### Set problem
Reproduce the lines below word for word, without changing any of them.
* begin Stored rows *
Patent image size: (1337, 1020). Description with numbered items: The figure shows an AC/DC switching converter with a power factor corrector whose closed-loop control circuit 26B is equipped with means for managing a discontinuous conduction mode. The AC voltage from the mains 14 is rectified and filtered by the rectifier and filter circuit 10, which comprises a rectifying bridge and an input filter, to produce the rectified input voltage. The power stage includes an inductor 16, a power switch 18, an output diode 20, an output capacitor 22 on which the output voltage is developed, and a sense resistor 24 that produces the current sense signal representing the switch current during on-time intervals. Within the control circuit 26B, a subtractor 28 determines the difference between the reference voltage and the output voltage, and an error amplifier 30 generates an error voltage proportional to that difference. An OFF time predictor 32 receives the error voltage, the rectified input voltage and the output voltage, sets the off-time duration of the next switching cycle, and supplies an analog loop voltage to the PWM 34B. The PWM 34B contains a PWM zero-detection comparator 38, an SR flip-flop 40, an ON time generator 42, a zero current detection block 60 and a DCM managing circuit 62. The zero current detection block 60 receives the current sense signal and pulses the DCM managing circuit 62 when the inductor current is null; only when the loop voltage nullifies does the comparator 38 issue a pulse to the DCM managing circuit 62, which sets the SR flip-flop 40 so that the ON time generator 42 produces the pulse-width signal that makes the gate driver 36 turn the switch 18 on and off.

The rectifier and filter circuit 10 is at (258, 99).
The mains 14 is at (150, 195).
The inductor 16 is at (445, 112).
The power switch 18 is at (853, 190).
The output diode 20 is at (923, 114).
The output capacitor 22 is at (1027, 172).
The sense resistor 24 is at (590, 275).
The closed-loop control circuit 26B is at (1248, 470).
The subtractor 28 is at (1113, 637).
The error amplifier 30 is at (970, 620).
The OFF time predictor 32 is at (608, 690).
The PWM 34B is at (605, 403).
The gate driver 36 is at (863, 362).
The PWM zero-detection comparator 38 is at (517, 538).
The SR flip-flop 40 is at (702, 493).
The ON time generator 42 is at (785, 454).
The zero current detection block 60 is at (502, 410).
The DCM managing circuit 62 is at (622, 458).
* end Stored rows *
### Full output
Patent image size: (1337, 1020). Description with numbered items: The figure shows an AC/DC switching converter with a power factor corrector whose closed-loop control circuit 26B is equipped with means for managing a discontinuous conduction mode. The AC voltage from the mains 14 is rectified and filtered by the rectifier and filter circuit 10, which comprises a rectifying bridge and an input filter, to produce the rectified input voltage. The power stage includes an inductor 16, a power switch 18, an output diode 20, an output capacitor 22 on which the output voltage is developed, and a sense resistor 24 that produces the current sense signal representing the switch current during on-time intervals. Within the control circuit 26B, a subtractor 28 determines the difference between the reference voltage and the output voltage, and an error amplifier 30 generates an error voltage proportional to that difference. An OFF time predictor 32 receives the error voltage, the rectified input voltage and the output voltage, sets the off-time duration of the next switching cycle, and supplies an analog loop voltage to the PWM 34B. The PWM 34B contains a PWM zero-detection comparator 38, an SR flip-flop 40, an ON time generator 42, a zero current detection block 60 and a DCM managing circuit 62. The zero current detection block 60 receives the current sense signal and pulses the DCM managing circuit 62 when the inductor current is null; only when the loop voltage nullifies does the comparator 38 issue a pulse to the DCM managing circuit 62, which sets the SR flip-flop 40 so that the ON time generator 42 produces the pulse-width signal that makes the gate driver 36 turn the switch 18 on and off.

The rectifier and filter circuit 10 is at (258, 99).
The mains 14 is at (150, 195).
The inductor 16 is at (445, 112).
The power switch 18 is at (853, 190).
The output diode 20 is at (923, 114).
The output capacitor 22 is at (1027, 172).
The sense resistor 24 is at (590, 275).
The closed-loop control circuit 26B is at (1248, 470).
The subtractor 28 is at (1113, 637).
The error amplifier 30 is at (970, 620).
The OFF time predictor 32 is at (608, 690).
The PWM 34B is at (605, 403).
The gate driver 36 is at (863, 362).
The PWM zero-detection comparator 38 is at (517, 538).
The SR flip-flop 40 is at (702, 493).
The ON time generator 42 is at (785, 454).
The zero current detection block 60 is at (502, 410).
The DCM managing circuit 62 is at (622, 458).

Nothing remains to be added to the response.